Written exercise ->
Recast the lines from the first one through the line containing "- link-to-panel: Existing" as a Markdown table with the columns Number and Line, skipping any blank lines.

## Begin Exercise materials

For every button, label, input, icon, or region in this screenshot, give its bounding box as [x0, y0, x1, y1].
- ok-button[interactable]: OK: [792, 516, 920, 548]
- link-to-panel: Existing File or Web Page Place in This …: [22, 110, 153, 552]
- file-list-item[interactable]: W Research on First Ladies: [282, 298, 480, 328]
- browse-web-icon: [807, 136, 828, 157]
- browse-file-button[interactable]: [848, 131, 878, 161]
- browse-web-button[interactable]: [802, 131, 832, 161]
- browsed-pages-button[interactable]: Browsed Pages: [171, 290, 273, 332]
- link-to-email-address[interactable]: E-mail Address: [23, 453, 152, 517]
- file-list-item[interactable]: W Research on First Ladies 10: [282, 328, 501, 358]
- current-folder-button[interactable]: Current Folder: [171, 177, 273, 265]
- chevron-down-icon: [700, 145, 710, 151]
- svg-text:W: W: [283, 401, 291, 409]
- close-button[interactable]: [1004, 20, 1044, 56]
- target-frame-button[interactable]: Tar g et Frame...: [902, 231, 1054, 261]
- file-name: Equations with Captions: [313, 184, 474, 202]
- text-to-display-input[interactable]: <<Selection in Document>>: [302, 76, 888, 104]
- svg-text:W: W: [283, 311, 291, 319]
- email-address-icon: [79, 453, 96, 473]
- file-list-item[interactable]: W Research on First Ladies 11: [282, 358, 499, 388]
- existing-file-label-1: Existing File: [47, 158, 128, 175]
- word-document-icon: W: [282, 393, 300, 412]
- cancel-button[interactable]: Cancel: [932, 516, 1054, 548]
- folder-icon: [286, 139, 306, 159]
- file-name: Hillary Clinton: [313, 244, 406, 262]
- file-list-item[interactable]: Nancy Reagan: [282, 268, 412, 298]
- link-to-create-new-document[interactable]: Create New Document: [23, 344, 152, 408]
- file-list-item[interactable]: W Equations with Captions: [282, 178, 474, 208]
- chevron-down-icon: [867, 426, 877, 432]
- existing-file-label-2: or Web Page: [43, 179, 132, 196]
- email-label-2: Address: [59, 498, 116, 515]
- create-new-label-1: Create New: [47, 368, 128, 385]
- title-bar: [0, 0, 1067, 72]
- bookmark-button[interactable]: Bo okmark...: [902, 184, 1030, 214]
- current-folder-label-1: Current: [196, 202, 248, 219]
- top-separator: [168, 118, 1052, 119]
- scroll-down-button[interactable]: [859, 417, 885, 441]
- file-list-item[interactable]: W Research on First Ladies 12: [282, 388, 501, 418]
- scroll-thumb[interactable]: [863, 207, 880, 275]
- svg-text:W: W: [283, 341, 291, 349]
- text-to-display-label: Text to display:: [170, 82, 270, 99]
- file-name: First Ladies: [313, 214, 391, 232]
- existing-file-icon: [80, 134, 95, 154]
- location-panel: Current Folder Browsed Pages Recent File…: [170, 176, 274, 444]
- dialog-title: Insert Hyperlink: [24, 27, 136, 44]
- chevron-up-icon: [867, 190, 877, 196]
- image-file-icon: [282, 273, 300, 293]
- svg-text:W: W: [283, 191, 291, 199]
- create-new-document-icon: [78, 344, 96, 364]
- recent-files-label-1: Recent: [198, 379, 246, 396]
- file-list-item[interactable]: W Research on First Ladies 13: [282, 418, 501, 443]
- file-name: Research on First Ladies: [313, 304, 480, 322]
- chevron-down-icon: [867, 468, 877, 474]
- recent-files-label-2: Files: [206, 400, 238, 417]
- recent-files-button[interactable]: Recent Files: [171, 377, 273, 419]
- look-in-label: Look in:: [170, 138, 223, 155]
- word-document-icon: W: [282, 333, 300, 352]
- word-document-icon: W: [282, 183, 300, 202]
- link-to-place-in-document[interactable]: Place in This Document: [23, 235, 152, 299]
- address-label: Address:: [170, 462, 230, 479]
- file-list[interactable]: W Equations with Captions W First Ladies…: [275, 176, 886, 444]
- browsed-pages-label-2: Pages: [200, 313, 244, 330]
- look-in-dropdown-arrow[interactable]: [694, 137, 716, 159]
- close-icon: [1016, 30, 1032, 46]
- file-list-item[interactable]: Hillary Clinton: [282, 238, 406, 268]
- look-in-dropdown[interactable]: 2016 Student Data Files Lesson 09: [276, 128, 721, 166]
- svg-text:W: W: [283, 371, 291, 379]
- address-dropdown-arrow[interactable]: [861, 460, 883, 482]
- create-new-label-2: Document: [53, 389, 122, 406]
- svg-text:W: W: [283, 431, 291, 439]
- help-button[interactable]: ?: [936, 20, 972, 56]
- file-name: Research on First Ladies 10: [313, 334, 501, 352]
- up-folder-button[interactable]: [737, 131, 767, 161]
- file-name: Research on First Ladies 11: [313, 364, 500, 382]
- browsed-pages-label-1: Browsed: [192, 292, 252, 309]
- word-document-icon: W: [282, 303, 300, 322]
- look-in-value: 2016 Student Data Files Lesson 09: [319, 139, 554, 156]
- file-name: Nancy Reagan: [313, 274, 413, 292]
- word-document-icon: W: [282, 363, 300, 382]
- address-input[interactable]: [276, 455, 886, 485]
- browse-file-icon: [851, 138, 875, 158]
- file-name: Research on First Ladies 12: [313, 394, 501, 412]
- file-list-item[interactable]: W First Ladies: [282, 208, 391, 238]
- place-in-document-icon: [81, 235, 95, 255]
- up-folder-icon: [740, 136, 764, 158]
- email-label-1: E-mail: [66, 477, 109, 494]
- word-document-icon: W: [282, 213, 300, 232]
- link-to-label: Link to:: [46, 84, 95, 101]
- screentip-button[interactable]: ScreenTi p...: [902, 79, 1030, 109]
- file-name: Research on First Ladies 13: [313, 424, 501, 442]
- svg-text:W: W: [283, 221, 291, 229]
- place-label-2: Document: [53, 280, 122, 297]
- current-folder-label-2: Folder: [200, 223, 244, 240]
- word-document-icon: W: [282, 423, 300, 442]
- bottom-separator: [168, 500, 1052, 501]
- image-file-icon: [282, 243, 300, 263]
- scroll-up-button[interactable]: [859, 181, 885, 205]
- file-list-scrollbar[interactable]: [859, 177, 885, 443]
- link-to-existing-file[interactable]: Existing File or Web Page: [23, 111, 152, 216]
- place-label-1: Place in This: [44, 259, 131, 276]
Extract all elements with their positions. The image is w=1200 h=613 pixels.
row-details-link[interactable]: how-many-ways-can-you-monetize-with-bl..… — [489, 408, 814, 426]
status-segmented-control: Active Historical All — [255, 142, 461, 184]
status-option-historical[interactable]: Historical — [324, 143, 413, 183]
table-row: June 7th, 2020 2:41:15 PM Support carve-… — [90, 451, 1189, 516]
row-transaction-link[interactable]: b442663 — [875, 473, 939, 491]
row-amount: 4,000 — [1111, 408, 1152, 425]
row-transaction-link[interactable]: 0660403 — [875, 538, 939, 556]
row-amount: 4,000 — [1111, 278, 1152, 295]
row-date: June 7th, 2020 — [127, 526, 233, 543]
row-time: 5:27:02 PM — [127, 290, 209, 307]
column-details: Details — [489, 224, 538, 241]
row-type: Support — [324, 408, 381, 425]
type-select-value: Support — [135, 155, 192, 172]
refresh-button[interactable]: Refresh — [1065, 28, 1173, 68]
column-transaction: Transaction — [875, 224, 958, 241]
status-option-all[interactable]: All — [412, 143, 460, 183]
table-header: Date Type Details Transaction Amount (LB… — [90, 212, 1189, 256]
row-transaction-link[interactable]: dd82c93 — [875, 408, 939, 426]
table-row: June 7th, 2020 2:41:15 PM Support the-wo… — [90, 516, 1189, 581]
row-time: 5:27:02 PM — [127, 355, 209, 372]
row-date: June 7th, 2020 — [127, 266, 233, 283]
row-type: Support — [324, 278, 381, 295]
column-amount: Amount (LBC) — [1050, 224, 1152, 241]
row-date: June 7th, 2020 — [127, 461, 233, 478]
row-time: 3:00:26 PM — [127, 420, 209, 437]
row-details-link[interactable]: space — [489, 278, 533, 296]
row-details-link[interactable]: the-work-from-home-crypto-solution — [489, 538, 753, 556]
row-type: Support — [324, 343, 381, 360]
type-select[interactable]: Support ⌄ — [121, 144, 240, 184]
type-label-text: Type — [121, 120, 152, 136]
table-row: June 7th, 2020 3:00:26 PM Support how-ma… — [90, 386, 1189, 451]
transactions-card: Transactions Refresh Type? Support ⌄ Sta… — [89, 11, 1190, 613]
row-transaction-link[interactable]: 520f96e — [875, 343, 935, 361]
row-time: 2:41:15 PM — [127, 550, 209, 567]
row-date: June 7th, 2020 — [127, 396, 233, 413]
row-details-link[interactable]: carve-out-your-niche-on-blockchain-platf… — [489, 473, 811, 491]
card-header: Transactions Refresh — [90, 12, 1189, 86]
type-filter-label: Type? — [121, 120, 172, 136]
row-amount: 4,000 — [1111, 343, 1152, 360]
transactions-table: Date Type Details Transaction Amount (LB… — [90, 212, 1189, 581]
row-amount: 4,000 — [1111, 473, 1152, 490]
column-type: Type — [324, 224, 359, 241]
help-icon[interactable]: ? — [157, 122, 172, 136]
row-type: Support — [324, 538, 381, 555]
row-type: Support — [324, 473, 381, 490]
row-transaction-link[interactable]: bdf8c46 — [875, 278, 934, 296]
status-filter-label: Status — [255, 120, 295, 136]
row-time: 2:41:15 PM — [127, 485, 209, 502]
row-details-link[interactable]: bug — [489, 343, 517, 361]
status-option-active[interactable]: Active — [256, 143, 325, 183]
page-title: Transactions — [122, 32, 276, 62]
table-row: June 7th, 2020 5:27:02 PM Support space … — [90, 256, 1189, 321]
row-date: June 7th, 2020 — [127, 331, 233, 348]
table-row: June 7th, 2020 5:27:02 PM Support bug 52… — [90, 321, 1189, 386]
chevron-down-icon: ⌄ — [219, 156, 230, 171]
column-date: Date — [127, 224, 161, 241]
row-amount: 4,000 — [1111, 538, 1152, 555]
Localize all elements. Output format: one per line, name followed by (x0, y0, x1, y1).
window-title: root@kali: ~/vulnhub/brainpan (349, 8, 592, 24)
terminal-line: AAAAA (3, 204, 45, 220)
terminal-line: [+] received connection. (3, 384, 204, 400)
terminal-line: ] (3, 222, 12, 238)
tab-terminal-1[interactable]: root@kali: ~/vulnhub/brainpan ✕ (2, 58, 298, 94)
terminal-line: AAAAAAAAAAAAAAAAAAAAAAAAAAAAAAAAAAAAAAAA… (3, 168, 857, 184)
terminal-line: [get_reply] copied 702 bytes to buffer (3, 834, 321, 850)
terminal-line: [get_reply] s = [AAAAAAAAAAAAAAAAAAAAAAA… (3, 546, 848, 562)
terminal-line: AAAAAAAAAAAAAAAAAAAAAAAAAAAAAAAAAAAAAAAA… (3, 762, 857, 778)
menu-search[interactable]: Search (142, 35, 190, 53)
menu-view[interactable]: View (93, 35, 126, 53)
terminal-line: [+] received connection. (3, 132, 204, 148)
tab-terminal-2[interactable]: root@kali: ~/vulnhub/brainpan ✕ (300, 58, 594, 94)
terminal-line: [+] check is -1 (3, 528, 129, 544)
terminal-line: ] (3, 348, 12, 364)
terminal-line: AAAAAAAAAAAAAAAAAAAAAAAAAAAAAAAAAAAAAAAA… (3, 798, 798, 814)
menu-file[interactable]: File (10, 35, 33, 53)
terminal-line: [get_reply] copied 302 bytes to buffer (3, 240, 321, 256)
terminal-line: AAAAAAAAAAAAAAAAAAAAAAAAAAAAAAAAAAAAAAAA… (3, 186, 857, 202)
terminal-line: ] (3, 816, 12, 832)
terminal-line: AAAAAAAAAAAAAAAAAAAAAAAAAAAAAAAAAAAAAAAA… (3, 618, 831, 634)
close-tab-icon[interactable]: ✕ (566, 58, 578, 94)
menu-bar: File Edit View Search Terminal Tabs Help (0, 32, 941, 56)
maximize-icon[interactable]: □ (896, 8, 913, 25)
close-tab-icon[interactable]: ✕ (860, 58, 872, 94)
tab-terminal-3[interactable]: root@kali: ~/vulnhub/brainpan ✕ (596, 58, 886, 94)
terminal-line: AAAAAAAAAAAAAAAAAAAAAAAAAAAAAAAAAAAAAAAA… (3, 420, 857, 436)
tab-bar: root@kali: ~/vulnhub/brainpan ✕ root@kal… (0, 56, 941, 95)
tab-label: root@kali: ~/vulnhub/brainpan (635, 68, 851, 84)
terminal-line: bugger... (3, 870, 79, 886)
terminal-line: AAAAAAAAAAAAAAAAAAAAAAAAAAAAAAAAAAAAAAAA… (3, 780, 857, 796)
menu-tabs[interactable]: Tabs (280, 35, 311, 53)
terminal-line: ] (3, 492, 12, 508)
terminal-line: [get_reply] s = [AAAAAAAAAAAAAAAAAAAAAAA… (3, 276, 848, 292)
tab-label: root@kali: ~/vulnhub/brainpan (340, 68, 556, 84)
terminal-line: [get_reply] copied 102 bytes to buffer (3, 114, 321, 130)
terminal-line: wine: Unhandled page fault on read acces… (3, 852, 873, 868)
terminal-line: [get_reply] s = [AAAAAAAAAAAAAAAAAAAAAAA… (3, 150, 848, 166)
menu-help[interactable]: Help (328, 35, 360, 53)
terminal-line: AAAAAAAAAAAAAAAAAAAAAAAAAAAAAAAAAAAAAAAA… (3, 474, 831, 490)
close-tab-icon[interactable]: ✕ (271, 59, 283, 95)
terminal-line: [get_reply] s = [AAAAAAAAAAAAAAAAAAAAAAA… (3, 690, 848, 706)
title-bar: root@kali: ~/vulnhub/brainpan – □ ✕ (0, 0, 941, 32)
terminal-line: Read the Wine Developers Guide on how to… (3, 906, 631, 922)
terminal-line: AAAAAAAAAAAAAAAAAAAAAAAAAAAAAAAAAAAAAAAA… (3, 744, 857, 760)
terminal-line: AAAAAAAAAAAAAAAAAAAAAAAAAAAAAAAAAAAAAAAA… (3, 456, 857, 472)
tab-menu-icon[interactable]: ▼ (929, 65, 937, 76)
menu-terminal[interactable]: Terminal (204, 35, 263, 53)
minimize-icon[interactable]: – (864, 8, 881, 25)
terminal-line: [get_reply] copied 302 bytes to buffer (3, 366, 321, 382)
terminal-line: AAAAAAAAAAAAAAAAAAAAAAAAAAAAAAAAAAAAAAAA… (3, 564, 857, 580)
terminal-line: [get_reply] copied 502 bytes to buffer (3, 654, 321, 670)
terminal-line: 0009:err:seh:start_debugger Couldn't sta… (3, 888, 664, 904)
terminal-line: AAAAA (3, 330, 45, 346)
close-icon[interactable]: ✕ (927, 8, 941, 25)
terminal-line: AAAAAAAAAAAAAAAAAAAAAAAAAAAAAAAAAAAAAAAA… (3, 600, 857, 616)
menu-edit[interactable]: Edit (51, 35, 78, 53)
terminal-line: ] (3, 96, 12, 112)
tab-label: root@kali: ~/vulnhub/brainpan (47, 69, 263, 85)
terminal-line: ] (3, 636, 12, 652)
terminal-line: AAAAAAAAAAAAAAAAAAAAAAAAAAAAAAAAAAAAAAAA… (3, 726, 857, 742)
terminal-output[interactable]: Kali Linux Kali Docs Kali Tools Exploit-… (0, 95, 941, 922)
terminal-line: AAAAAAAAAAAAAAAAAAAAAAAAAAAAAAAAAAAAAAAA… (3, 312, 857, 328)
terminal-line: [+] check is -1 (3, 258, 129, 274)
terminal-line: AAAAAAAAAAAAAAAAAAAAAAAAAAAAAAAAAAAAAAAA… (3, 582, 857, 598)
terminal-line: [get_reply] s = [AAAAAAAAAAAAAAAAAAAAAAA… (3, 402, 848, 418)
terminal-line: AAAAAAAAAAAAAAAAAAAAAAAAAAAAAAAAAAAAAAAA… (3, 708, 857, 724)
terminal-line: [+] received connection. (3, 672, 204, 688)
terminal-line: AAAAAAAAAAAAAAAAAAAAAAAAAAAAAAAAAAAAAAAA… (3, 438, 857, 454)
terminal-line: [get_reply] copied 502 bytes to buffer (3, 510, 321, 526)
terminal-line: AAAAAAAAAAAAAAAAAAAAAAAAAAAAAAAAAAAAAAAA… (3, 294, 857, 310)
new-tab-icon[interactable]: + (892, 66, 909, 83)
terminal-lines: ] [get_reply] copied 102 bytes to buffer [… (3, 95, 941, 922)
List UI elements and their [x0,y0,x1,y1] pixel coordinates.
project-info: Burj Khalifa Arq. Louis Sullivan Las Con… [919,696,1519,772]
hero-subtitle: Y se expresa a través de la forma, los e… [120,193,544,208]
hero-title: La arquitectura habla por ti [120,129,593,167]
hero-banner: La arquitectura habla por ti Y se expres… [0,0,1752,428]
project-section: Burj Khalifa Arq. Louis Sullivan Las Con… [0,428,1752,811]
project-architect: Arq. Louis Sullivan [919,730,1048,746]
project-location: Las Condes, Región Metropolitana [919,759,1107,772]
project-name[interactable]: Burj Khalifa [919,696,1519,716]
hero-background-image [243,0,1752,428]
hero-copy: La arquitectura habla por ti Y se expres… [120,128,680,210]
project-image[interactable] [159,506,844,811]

## End Exercise materials

Reply to the exercise ->
| Number | Line |
|---|---|
| 1 | For every button, label, input, icon, or region in this screenshot, give its bounding box as [x0, y0, x1, y1]. |
| 2 | - ok-button[interactable]: OK: [792, 516, 920, 548] |
| 3 | - link-to-panel: Existing File or Web Page Place in This …: [22, 110, 153, 552] |